**Polecenie:** Wypisz bez żadnych zmian wszystkie wiersze rekordów, pomijając obrazy.

[Rekordy elementów i współrzędnych]
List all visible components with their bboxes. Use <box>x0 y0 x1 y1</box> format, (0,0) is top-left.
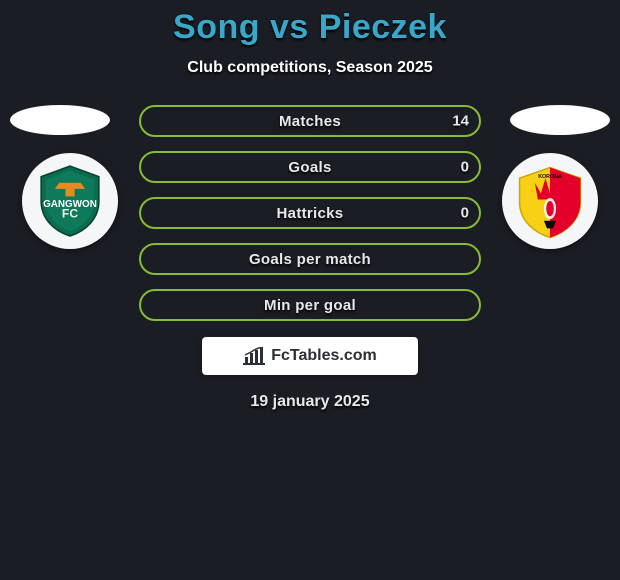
svg-text:KORONA: KORONA <box>538 174 562 180</box>
page-title: Song vs Pieczek <box>0 8 620 47</box>
watermark[interactable]: FcTables.com <box>202 337 418 375</box>
stat-row-gpm: Goals per match <box>139 243 481 275</box>
stat-label-hattricks: Hattricks <box>277 205 344 222</box>
bar-chart-icon <box>243 347 265 365</box>
club-badge-right: KORONA <box>502 153 598 249</box>
stat-label-gpm: Goals per match <box>249 251 371 268</box>
stat-label-matches: Matches <box>279 113 341 130</box>
comparison-card: Song vs Pieczek Club competitions, Seaso… <box>0 0 620 580</box>
stat-row-hattricks: Hattricks 0 <box>139 197 481 229</box>
player-avatar-left <box>10 105 110 135</box>
stat-row-mpg: Min per goal <box>139 289 481 321</box>
watermark-text: FcTables.com <box>271 347 377 365</box>
club-badge-left: GANGWON FC <box>22 153 118 249</box>
stat-right-goals: 0 <box>461 159 469 176</box>
stat-rows: Matches 14 Goals 0 Hattricks 0 Goals per… <box>139 105 481 321</box>
subtitle: Club competitions, Season 2025 <box>0 59 620 77</box>
stat-row-goals: Goals 0 <box>139 151 481 183</box>
stat-row-matches: Matches 14 <box>139 105 481 137</box>
shield-icon: GANGWON FC <box>32 163 108 239</box>
stat-right-hattricks: 0 <box>461 205 469 222</box>
player-avatar-right <box>510 105 610 135</box>
stat-label-mpg: Min per goal <box>264 297 356 314</box>
shield-icon: KORONA <box>512 163 588 239</box>
stats-area: GANGWON FC KORONA Matches 14 <box>0 105 620 411</box>
stat-label-goals: Goals <box>288 159 331 176</box>
svg-text:FC: FC <box>62 207 78 221</box>
date: 19 january 2025 <box>0 393 620 411</box>
stat-right-matches: 14 <box>452 113 469 130</box>
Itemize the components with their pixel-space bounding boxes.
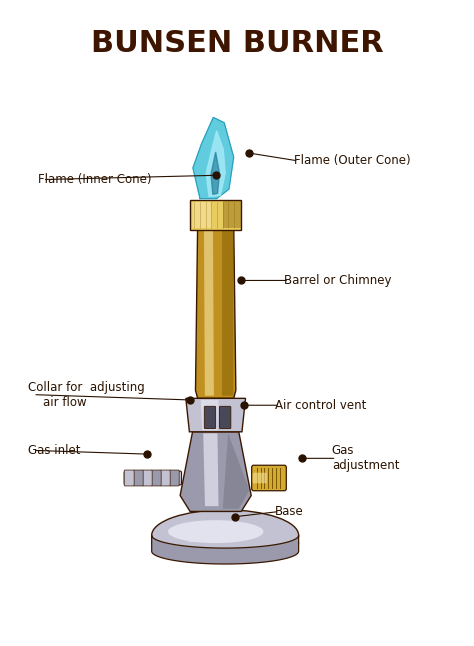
Polygon shape (192, 202, 212, 228)
Polygon shape (211, 152, 219, 194)
Text: Gas
adjustment: Gas adjustment (332, 444, 399, 472)
FancyBboxPatch shape (142, 470, 152, 486)
Polygon shape (204, 225, 214, 396)
FancyBboxPatch shape (151, 470, 161, 486)
FancyBboxPatch shape (124, 470, 134, 486)
FancyBboxPatch shape (133, 470, 143, 486)
Text: Flame (Outer Cone): Flame (Outer Cone) (294, 154, 410, 167)
Polygon shape (223, 202, 241, 229)
FancyBboxPatch shape (252, 465, 286, 491)
Text: Collar for  adjusting
    air flow: Collar for adjusting air flow (28, 380, 145, 409)
Polygon shape (191, 200, 241, 230)
FancyBboxPatch shape (219, 406, 231, 428)
Text: Flame (Inner Cone): Flame (Inner Cone) (38, 173, 151, 186)
FancyBboxPatch shape (124, 471, 182, 485)
Text: Barrel or Chimney: Barrel or Chimney (284, 274, 392, 287)
Polygon shape (195, 222, 236, 399)
FancyBboxPatch shape (204, 406, 216, 428)
Ellipse shape (168, 520, 264, 543)
FancyBboxPatch shape (169, 470, 179, 486)
FancyBboxPatch shape (253, 473, 267, 483)
Text: BUNSEN BURNER: BUNSEN BURNER (91, 29, 383, 58)
Text: alamy: alamy (19, 623, 66, 638)
Text: Base: Base (275, 505, 304, 518)
Polygon shape (193, 118, 234, 199)
Polygon shape (186, 399, 246, 432)
Polygon shape (206, 130, 225, 196)
Text: Gas inlet: Gas inlet (28, 444, 81, 457)
FancyBboxPatch shape (160, 470, 170, 486)
Polygon shape (203, 433, 219, 506)
Text: Air control vent: Air control vent (275, 399, 366, 412)
Polygon shape (222, 225, 233, 396)
Ellipse shape (152, 510, 299, 561)
Polygon shape (152, 536, 299, 564)
Text: Image ID: 2BMNW8D
www.alamy.com: Image ID: 2BMNW8D www.alamy.com (367, 621, 455, 640)
Polygon shape (223, 433, 249, 509)
Polygon shape (180, 432, 251, 512)
Ellipse shape (152, 528, 299, 559)
Polygon shape (201, 400, 219, 430)
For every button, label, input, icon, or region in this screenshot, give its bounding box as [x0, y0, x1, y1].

**Odpowiedź:**
List all visible components with their bboxes. Use <box>x0 y0 x1 y1</box> format, (0,0) is top-left.
svg-text:KORONA: KORONA <box>538 174 562 180</box>
page-title: Song vs Pieczek <box>0 8 620 47</box>
watermark[interactable]: FcTables.com <box>202 337 418 375</box>
stat-row-gpm: Goals per match <box>139 243 481 275</box>
stat-label-hattricks: Hattricks <box>277 205 344 222</box>
bar-chart-icon <box>243 347 265 365</box>
club-badge-right: KORONA <box>502 153 598 249</box>
stat-label-gpm: Goals per match <box>249 251 371 268</box>
stat-label-matches: Matches <box>279 113 341 130</box>
comparison-card: Song vs Pieczek Club competitions, Seaso… <box>0 0 620 580</box>
stat-row-hattricks: Hattricks 0 <box>139 197 481 229</box>
player-avatar-left <box>10 105 110 135</box>
stat-row-mpg: Min per goal <box>139 289 481 321</box>
watermark-text: FcTables.com <box>271 347 377 365</box>
club-badge-left: GANGWON FC <box>22 153 118 249</box>
stat-right-goals: 0 <box>461 159 469 176</box>
stat-rows: Matches 14 Goals 0 Hattricks 0 Goals per… <box>139 105 481 321</box>
subtitle: Club competitions, Season 2025 <box>0 59 620 77</box>
stat-row-goals: Goals 0 <box>139 151 481 183</box>
stat-row-matches: Matches 14 <box>139 105 481 137</box>
shield-icon: GANGWON FC <box>32 163 108 239</box>
stat-right-hattricks: 0 <box>461 205 469 222</box>
player-avatar-right <box>510 105 610 135</box>
stat-label-mpg: Min per goal <box>264 297 356 314</box>
shield-icon: KORONA <box>512 163 588 239</box>
stats-area: GANGWON FC KORONA Matches 14 <box>0 105 620 411</box>
stat-label-goals: Goals <box>288 159 331 176</box>
svg-text:FC: FC <box>62 207 78 221</box>
date: 19 january 2025 <box>0 393 620 411</box>
stat-right-matches: 14 <box>452 113 469 130</box>
Itemize the components with their pixel-space bounding boxes.
Polygon shape (192, 202, 212, 228)
Polygon shape (211, 152, 219, 194)
Text: Gas
adjustment: Gas adjustment (332, 444, 399, 472)
FancyBboxPatch shape (142, 470, 152, 486)
Polygon shape (204, 225, 214, 396)
FancyBboxPatch shape (151, 470, 161, 486)
FancyBboxPatch shape (124, 470, 134, 486)
FancyBboxPatch shape (133, 470, 143, 486)
Text: Flame (Outer Cone): Flame (Outer Cone) (294, 154, 410, 167)
Polygon shape (223, 202, 241, 229)
FancyBboxPatch shape (252, 465, 286, 491)
Text: Collar for  adjusting
    air flow: Collar for adjusting air flow (28, 380, 145, 409)
Polygon shape (191, 200, 241, 230)
FancyBboxPatch shape (219, 406, 231, 428)
Text: Flame (Inner Cone): Flame (Inner Cone) (38, 173, 151, 186)
FancyBboxPatch shape (124, 471, 182, 485)
Text: Barrel or Chimney: Barrel or Chimney (284, 274, 392, 287)
Polygon shape (195, 222, 236, 399)
FancyBboxPatch shape (204, 406, 216, 428)
Ellipse shape (168, 520, 264, 543)
FancyBboxPatch shape (169, 470, 179, 486)
FancyBboxPatch shape (253, 473, 267, 483)
Text: BUNSEN BURNER: BUNSEN BURNER (91, 29, 383, 58)
Text: alamy: alamy (19, 623, 66, 638)
Text: Base: Base (275, 505, 304, 518)
Polygon shape (193, 118, 234, 199)
Polygon shape (186, 399, 246, 432)
Polygon shape (206, 130, 225, 196)
Text: Gas inlet: Gas inlet (28, 444, 81, 457)
FancyBboxPatch shape (160, 470, 170, 486)
Polygon shape (203, 433, 219, 506)
Text: Air control vent: Air control vent (275, 399, 366, 412)
Polygon shape (222, 225, 233, 396)
Ellipse shape (152, 510, 299, 561)
Polygon shape (152, 536, 299, 564)
Text: Image ID: 2BMNW8D
www.alamy.com: Image ID: 2BMNW8D www.alamy.com (367, 621, 455, 640)
Polygon shape (223, 433, 249, 509)
Polygon shape (180, 432, 251, 512)
Ellipse shape (152, 528, 299, 559)
Polygon shape (201, 400, 219, 430)
For every button, label, input, icon, or region in this screenshot, give its bounding box as [x0, y0, x1, y1].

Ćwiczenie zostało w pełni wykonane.